Enunciado =
Reproduce completo y sin ningún cambio el fragmento sobre los guardias civiles al estallar la Guerra Civil.

Fragmento para leer =
Pero para completar este capítulo dedicado al estallido de la Guerra Civil, debemos hacer referencia a otros episodios, que se harían especialmente célebres, y en los que los guardias civiles tendrían un indiscutible protagonismo. Algunos de ellos iban a ser, además, trascendentales para el curso del conflicto, bien por afectar directamente al desarrollo de las operaciones, bien por su valor propagandístico. Nos referimos a las varias gestas defensivas (con perfiles numantinos, para no contrariar la tradición) que protagonizaron diversos jefes y numerosos agentes del cuerpo que abrazaron el bando rebelde, y en las que se puso a prueba una vez más la determinación de los beneméritos de no ceder ni un palmo de terreno ni rendir al enemigo la posición que les había sido confiada por aquellos a quienes en este trance consideraban, por convicción o por circunstancias, sus superiores.

(Registros de un conjunto de datos)

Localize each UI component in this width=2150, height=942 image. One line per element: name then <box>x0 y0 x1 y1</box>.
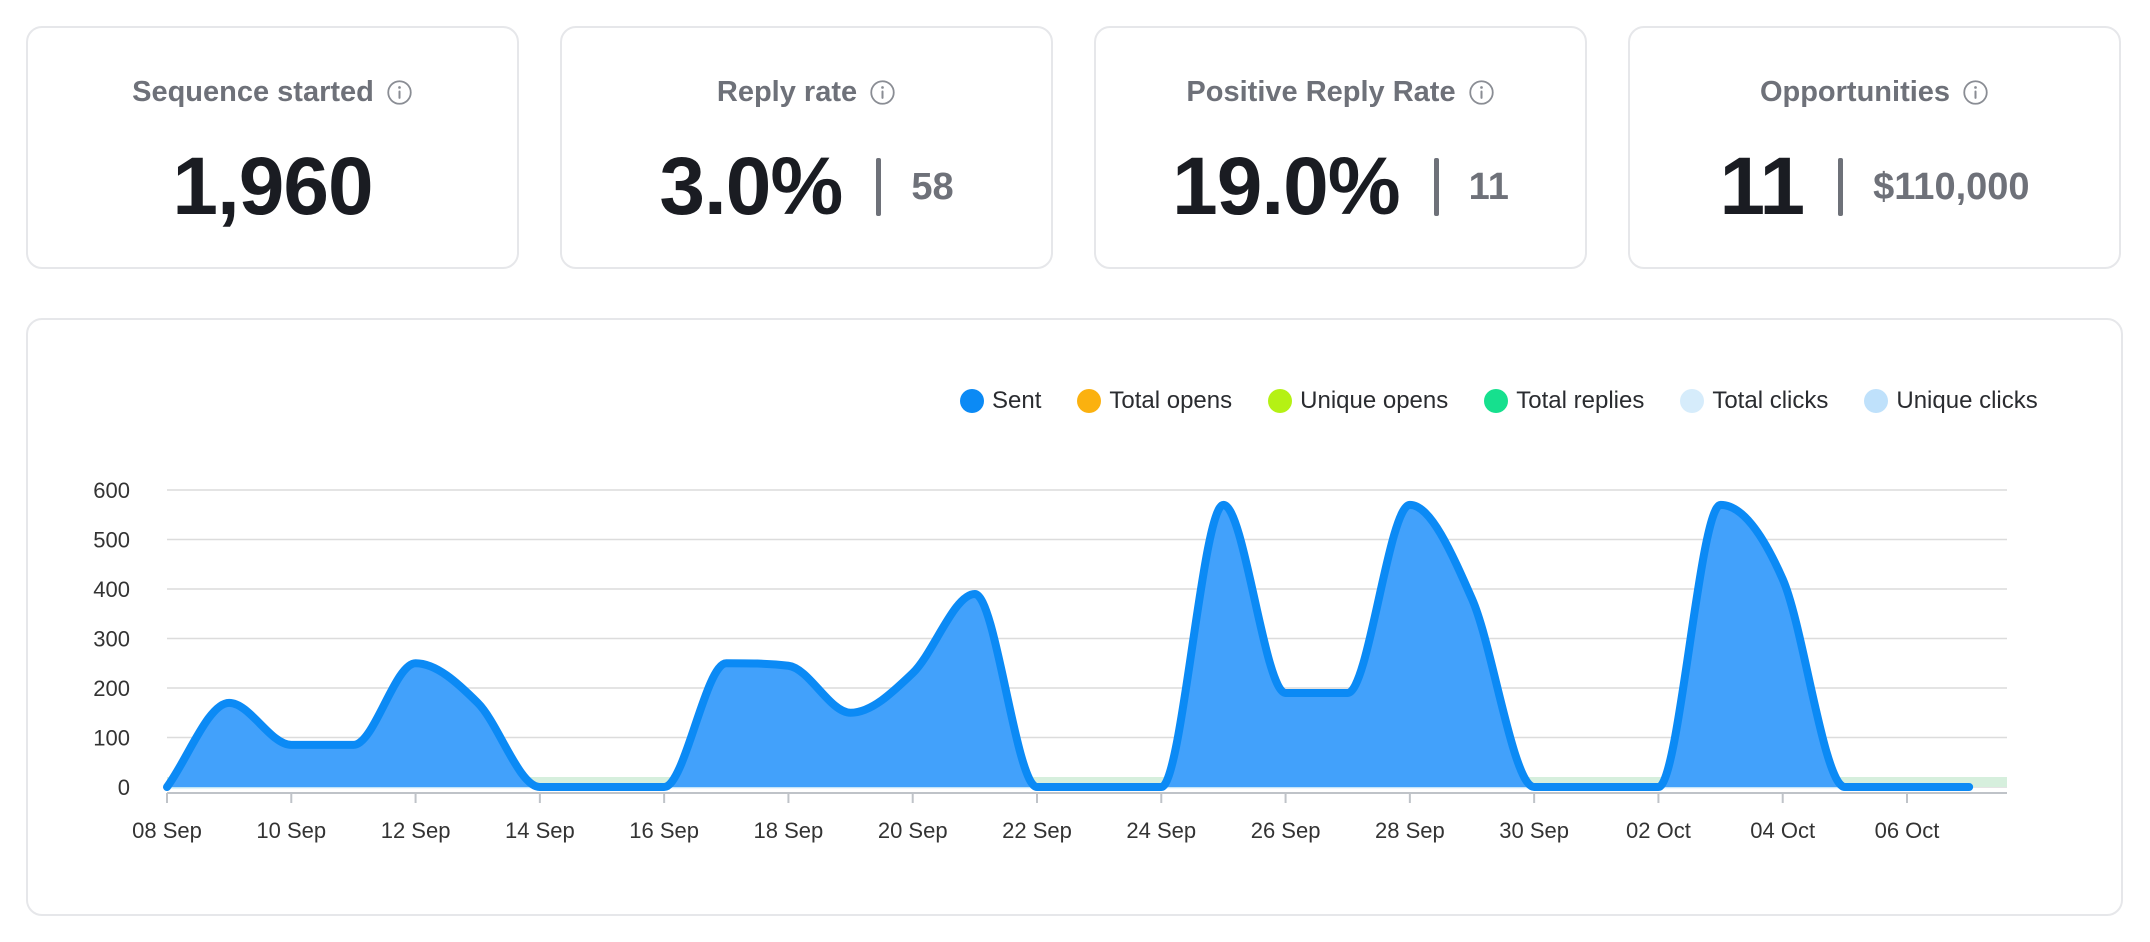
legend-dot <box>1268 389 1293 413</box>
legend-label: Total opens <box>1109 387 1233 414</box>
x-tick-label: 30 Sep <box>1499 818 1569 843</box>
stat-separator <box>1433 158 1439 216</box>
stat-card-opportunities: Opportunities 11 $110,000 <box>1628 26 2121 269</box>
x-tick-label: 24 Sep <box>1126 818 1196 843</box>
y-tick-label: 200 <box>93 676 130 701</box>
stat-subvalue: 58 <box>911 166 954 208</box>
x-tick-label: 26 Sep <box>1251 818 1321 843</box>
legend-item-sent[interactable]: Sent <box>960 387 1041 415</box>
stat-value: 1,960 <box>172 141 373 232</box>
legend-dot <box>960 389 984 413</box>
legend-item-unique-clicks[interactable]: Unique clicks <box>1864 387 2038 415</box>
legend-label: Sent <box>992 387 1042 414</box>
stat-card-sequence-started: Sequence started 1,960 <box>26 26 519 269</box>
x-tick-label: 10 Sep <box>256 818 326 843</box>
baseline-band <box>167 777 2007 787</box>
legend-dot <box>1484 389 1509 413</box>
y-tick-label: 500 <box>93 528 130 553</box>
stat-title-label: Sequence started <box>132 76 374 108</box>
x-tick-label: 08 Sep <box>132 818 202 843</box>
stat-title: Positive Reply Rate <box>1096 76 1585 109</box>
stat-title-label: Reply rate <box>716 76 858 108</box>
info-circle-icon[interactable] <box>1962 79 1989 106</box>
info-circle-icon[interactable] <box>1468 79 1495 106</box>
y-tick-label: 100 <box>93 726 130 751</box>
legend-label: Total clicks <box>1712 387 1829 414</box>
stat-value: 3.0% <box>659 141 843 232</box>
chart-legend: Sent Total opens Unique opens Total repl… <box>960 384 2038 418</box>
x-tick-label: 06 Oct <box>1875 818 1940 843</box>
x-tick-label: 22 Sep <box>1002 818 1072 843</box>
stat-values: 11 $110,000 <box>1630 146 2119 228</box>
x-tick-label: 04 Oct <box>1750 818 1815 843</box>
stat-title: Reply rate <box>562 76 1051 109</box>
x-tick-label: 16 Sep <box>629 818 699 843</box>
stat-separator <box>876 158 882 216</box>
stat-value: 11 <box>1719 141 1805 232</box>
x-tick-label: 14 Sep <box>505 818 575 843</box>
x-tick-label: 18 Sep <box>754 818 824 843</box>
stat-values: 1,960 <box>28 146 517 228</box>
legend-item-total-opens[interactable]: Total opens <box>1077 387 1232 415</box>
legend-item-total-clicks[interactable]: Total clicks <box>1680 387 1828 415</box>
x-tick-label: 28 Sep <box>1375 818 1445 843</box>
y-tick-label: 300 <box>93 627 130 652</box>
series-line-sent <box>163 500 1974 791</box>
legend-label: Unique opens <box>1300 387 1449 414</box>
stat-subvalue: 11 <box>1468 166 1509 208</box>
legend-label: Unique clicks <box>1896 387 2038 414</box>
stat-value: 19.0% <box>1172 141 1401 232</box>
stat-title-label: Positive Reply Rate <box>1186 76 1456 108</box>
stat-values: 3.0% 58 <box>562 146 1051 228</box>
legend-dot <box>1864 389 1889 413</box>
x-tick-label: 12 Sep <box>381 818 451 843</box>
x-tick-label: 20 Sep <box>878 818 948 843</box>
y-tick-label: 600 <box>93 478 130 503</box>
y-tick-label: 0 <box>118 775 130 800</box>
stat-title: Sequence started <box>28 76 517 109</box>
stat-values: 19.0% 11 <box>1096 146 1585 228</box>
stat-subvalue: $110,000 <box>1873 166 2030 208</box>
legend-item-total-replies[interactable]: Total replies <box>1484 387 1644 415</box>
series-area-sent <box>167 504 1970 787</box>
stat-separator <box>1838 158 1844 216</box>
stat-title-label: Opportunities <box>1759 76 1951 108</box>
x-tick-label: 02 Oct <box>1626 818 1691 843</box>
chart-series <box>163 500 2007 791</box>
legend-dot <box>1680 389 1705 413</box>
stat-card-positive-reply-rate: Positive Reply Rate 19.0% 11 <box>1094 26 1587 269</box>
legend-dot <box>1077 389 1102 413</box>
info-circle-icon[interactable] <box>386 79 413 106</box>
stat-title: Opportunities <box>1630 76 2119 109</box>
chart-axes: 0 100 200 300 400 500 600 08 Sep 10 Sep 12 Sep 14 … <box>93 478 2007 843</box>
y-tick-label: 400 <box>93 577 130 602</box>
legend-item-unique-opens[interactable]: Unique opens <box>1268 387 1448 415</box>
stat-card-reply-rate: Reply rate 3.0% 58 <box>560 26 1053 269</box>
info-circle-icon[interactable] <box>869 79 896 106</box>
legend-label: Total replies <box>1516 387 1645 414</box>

...

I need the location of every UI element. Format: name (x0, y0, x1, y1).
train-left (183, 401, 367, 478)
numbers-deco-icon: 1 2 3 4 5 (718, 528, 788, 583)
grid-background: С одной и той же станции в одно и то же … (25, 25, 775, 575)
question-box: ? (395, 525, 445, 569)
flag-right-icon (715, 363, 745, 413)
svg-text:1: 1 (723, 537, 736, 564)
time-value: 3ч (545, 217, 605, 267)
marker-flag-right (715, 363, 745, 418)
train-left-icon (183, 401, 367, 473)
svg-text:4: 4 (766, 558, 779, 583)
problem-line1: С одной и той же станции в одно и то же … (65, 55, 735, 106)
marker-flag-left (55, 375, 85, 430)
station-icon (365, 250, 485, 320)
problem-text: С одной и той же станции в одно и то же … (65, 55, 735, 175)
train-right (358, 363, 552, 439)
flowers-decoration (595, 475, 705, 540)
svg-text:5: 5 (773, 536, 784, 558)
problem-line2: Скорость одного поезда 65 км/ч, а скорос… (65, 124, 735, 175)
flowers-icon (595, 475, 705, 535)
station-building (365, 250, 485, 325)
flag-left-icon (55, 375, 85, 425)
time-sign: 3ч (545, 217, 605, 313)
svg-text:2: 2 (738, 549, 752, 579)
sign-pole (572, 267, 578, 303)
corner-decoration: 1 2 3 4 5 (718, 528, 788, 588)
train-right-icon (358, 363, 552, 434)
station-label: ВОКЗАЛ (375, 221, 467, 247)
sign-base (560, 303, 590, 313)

==

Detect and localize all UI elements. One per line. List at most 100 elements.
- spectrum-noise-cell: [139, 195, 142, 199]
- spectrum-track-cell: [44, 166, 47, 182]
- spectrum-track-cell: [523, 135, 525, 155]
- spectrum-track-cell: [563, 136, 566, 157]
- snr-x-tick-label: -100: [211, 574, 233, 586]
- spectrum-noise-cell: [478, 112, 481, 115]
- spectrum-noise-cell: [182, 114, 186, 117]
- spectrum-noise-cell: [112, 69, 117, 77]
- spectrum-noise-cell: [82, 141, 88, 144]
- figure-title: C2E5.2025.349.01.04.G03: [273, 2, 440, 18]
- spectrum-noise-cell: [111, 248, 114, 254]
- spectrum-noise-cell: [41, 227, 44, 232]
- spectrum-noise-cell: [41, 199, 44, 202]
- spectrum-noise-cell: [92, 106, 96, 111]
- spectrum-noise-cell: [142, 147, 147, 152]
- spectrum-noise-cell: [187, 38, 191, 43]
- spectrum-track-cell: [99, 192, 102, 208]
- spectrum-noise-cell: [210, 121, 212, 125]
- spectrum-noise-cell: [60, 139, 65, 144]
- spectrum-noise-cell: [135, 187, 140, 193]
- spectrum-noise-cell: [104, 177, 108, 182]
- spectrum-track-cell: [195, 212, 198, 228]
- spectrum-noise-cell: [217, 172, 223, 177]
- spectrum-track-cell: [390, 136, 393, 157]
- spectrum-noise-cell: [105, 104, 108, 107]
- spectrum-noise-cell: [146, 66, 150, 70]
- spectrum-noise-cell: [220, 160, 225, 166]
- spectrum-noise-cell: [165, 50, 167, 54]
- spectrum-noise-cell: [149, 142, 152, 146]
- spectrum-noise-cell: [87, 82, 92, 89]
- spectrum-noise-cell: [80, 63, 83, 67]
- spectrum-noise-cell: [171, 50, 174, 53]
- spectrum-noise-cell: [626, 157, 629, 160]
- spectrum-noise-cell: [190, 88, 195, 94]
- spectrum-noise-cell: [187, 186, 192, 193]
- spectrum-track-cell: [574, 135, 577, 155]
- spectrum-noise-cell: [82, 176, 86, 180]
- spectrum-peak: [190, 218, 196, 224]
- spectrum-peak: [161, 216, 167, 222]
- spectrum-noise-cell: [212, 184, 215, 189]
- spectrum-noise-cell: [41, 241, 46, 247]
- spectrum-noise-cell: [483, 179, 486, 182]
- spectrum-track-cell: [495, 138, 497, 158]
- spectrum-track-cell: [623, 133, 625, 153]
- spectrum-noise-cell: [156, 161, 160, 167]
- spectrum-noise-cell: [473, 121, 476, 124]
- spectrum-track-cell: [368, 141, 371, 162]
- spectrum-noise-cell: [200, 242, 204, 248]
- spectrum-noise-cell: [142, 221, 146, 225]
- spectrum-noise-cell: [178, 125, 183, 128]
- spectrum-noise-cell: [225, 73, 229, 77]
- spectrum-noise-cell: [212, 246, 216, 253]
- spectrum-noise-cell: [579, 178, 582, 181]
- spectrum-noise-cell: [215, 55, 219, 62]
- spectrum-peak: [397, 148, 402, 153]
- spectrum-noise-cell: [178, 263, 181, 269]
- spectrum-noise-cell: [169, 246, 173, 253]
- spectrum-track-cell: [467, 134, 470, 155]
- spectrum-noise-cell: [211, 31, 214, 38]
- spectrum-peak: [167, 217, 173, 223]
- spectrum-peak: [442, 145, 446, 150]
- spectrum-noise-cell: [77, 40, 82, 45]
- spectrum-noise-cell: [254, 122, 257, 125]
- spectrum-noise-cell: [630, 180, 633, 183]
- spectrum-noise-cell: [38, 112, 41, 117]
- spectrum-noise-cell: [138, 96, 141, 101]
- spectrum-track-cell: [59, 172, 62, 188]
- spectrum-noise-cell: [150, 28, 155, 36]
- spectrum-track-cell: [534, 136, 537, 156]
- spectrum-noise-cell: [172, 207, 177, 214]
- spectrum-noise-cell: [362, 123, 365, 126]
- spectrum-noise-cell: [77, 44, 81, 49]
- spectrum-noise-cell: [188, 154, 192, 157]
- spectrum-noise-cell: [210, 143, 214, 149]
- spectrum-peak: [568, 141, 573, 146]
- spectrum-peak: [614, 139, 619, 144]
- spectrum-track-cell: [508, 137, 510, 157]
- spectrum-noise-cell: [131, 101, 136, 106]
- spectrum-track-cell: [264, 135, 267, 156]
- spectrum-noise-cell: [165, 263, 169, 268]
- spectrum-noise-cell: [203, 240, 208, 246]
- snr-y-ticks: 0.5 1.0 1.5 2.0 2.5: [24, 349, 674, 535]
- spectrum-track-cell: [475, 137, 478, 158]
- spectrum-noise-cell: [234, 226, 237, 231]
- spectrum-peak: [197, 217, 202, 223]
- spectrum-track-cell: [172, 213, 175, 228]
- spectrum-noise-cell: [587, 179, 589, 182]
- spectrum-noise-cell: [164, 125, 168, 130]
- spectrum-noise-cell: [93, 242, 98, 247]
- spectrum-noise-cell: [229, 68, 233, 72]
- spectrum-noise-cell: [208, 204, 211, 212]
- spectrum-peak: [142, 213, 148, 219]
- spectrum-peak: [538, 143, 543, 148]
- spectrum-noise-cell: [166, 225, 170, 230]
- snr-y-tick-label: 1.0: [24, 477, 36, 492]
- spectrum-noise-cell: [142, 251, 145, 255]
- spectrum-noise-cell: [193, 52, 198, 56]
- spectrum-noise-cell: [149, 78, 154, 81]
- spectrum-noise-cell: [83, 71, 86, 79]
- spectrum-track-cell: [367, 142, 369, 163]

Solución =
Pero para completar este capítulo dedicado al estallido de la Guerra Civil, debemos hacer referencia a otros episodios, que se harían especialmente célebres, y en los que los guardias civiles tendrían un indiscutible protagonismo. Algunos de ellos iban a ser, además, trascendentales para el curso del conflicto, bien por afectar directamente al desarrollo de las operaciones, bien por su valor propagandístico. Nos referimos a las varias gestas defensivas (con perfiles numantinos, para no contrariar la tradición) que protagonizaron diversos jefes y numerosos agentes del cuerpo que abrazaron el bando rebelde, y en las que se puso a prueba una vez más la determinación de los beneméritos de no ceder ni un palmo de terreno ni rendir al enemigo la posición que les había sido confiada por aquellos a quienes en este trance consideraban, por convicción o por circunstancias, sus superiores.